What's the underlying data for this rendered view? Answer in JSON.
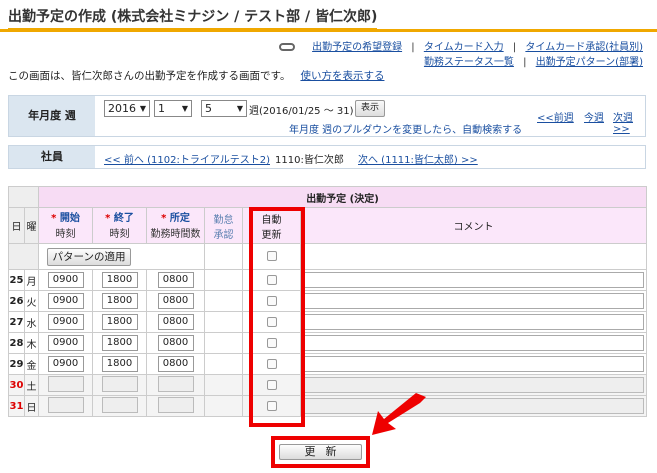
{
  "page_title": "出勤予定の作成 (株式会社ミナジン / テスト部 / 皆仁次郎)",
  "links": {
    "request_wish": "出勤予定の希望登録",
    "timecard_input": "タイムカード入力",
    "timecard_approve": "タイムカード承認(社員別)",
    "status_list": "勤務ステータス一覧",
    "pattern": "出勤予定パターン(部署)"
  },
  "intro": {
    "text": "この画面は、皆仁次郎さんの出勤予定を作成する画面です。",
    "howto": "使い方を表示する"
  },
  "period": {
    "label": "年月度 週",
    "year": "2016",
    "month": "1",
    "week": "5",
    "week_suffix": "週(2016/01/25 〜 31)",
    "show_button": "表示",
    "hint": "年月度 週のプルダウンを変更したら、自動検索する",
    "prev_week": "<<前週",
    "this_week": "今週",
    "next_week": "次週>>"
  },
  "employee": {
    "label": "社員",
    "prev": "<< 前へ (1102:トライアルテスト2)",
    "current": "1110:皆仁次郎",
    "next": "次へ (1111:皆仁太郎) >>"
  },
  "table": {
    "group_header": "出勤予定 (決定)",
    "col_day": "日",
    "col_dow": "曜",
    "col_start": "開始",
    "col_start_sub": "時刻",
    "col_end": "終了",
    "col_end_sub": "時刻",
    "col_sched": "所定",
    "col_sched_sub": "勤務時間数",
    "col_approve": "勤怠",
    "col_approve_sub": "承認",
    "col_auto": "自動",
    "col_auto_sub": "更新",
    "col_comment": "コメント",
    "required_mark": "*",
    "apply_pattern": "パターンの適用",
    "rows": [
      {
        "day": "25",
        "dow": "月",
        "start": "0900",
        "end": "1800",
        "sched": "0800",
        "weekend": false
      },
      {
        "day": "26",
        "dow": "火",
        "start": "0900",
        "end": "1800",
        "sched": "0800",
        "weekend": false
      },
      {
        "day": "27",
        "dow": "水",
        "start": "0900",
        "end": "1800",
        "sched": "0800",
        "weekend": false
      },
      {
        "day": "28",
        "dow": "木",
        "start": "0900",
        "end": "1800",
        "sched": "0800",
        "weekend": false
      },
      {
        "day": "29",
        "dow": "金",
        "start": "0900",
        "end": "1800",
        "sched": "0800",
        "weekend": false
      },
      {
        "day": "30",
        "dow": "土",
        "start": "",
        "end": "",
        "sched": "",
        "weekend": true
      },
      {
        "day": "31",
        "dow": "日",
        "start": "",
        "end": "",
        "sched": "",
        "weekend": true
      }
    ]
  },
  "update_button": "更新",
  "colors": {
    "accent": "#f0a800",
    "highlight": "#e00000",
    "link": "#1a4fa0"
  }
}
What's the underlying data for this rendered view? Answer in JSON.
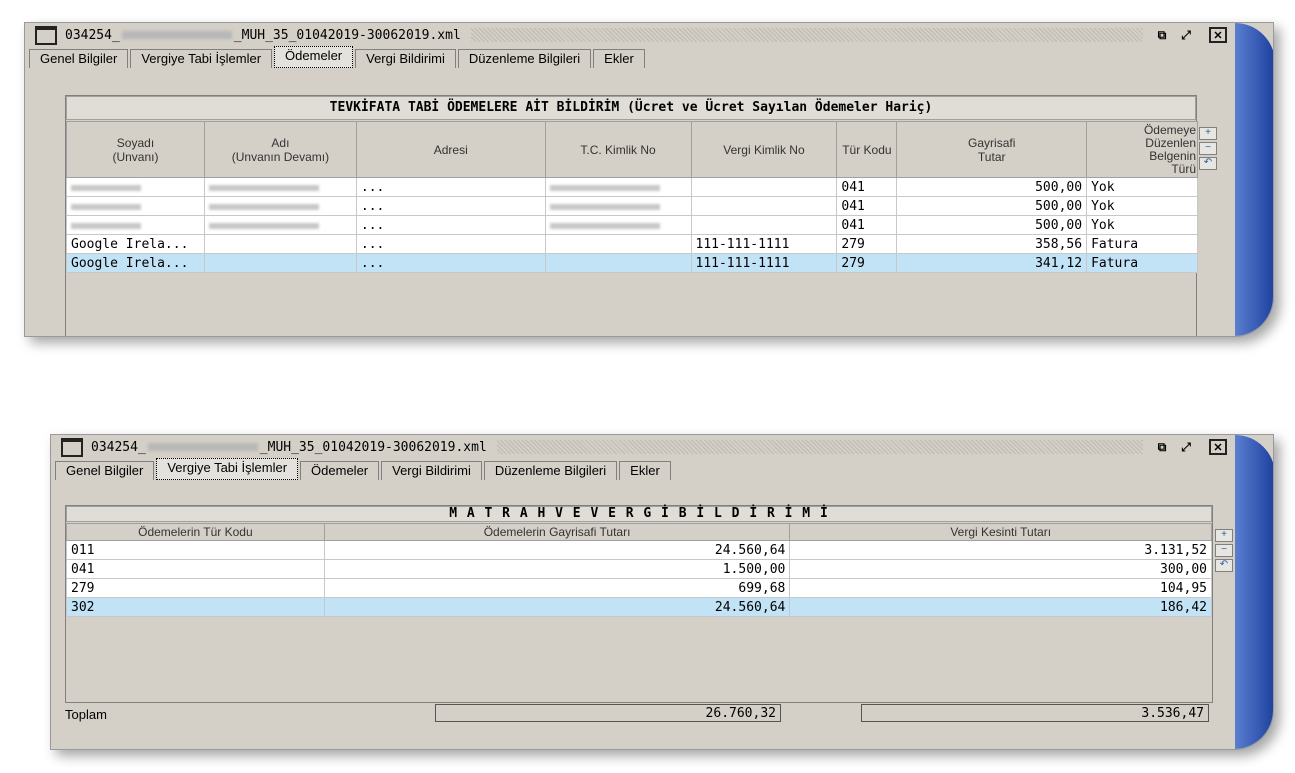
{
  "window1": {
    "title_prefix": "034254_",
    "title_suffix": "_MUH_35_01042019-30062019.xml",
    "tabs": [
      "Genel Bilgiler",
      "Vergiye Tabi İşlemler",
      "Ödemeler",
      "Vergi Bildirimi",
      "Düzenleme Bilgileri",
      "Ekler"
    ],
    "active_tab": 2,
    "grid_title": "TEVKİFATA TABİ ÖDEMELERE AİT BİLDİRİM (Ücret ve Ücret Sayılan Ödemeler Hariç)",
    "columns": [
      {
        "l1": "Soyadı",
        "l2": "(Unvanı)"
      },
      {
        "l1": "Adı",
        "l2": "(Unvanın Devamı)"
      },
      {
        "l1": "Adresi",
        "l2": ""
      },
      {
        "l1": "T.C. Kimlik No",
        "l2": ""
      },
      {
        "l1": "Vergi Kimlik No",
        "l2": ""
      },
      {
        "l1": "Tür Kodu",
        "l2": ""
      },
      {
        "l1": "Gayrisafi",
        "l2": "Tutar"
      },
      {
        "l1": "Ödemeye",
        "l2": "Düzenlen",
        "l3": "Belgenin",
        "l4": "Türü"
      }
    ],
    "rows": [
      {
        "soyadi": "",
        "adi": "",
        "adres": "...",
        "tc": "",
        "vkn": "",
        "tur": "041",
        "tutar": "500,00",
        "belge": "Yok"
      },
      {
        "soyadi": "",
        "adi": "",
        "adres": "...",
        "tc": "",
        "vkn": "",
        "tur": "041",
        "tutar": "500,00",
        "belge": "Yok"
      },
      {
        "soyadi": "",
        "adi": "",
        "adres": "...",
        "tc": "",
        "vkn": "",
        "tur": "041",
        "tutar": "500,00",
        "belge": "Yok"
      },
      {
        "soyadi": "Google Irela...",
        "adi": "",
        "adres": "...",
        "tc": "",
        "vkn": "111-111-1111",
        "tur": "279",
        "tutar": "358,56",
        "belge": "Fatura"
      },
      {
        "soyadi": "Google Irela...",
        "adi": "",
        "adres": "...",
        "tc": "",
        "vkn": "111-111-1111",
        "tur": "279",
        "tutar": "341,12",
        "belge": "Fatura"
      }
    ],
    "selected_row": 4
  },
  "window2": {
    "title_prefix": "034254_",
    "title_suffix": "_MUH_35_01042019-30062019.xml",
    "tabs": [
      "Genel Bilgiler",
      "Vergiye Tabi İşlemler",
      "Ödemeler",
      "Vergi Bildirimi",
      "Düzenleme Bilgileri",
      "Ekler"
    ],
    "active_tab": 1,
    "grid_title": "M A T R A H  V E  V E R G İ   B İ L D İ R İ M İ",
    "columns": [
      "Ödemelerin Tür Kodu",
      "Ödemelerin Gayrisafi Tutarı",
      "Vergi Kesinti Tutarı"
    ],
    "rows": [
      {
        "kod": "011",
        "gayrisafi": "24.560,64",
        "kesinti": "3.131,52"
      },
      {
        "kod": "041",
        "gayrisafi": "1.500,00",
        "kesinti": "300,00"
      },
      {
        "kod": "279",
        "gayrisafi": "699,68",
        "kesinti": "104,95"
      },
      {
        "kod": "302",
        "gayrisafi": "24.560,64",
        "kesinti": "186,42"
      }
    ],
    "selected_row": 3,
    "total_label": "Toplam",
    "total_gayrisafi": "26.760,32",
    "total_kesinti": "3.536,47"
  },
  "icons": {
    "add": "+",
    "remove": "−",
    "undo": "↶"
  },
  "colors": {
    "selection": "#c2e2f6",
    "window_bg": "#d4d0c8",
    "accent": "#1d3f9e"
  }
}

*YOUR GOAL*. Of all the lines in the listing above, how many include "Ödemelerin"? Write only the number.

*RIGHT ANSWER*. 2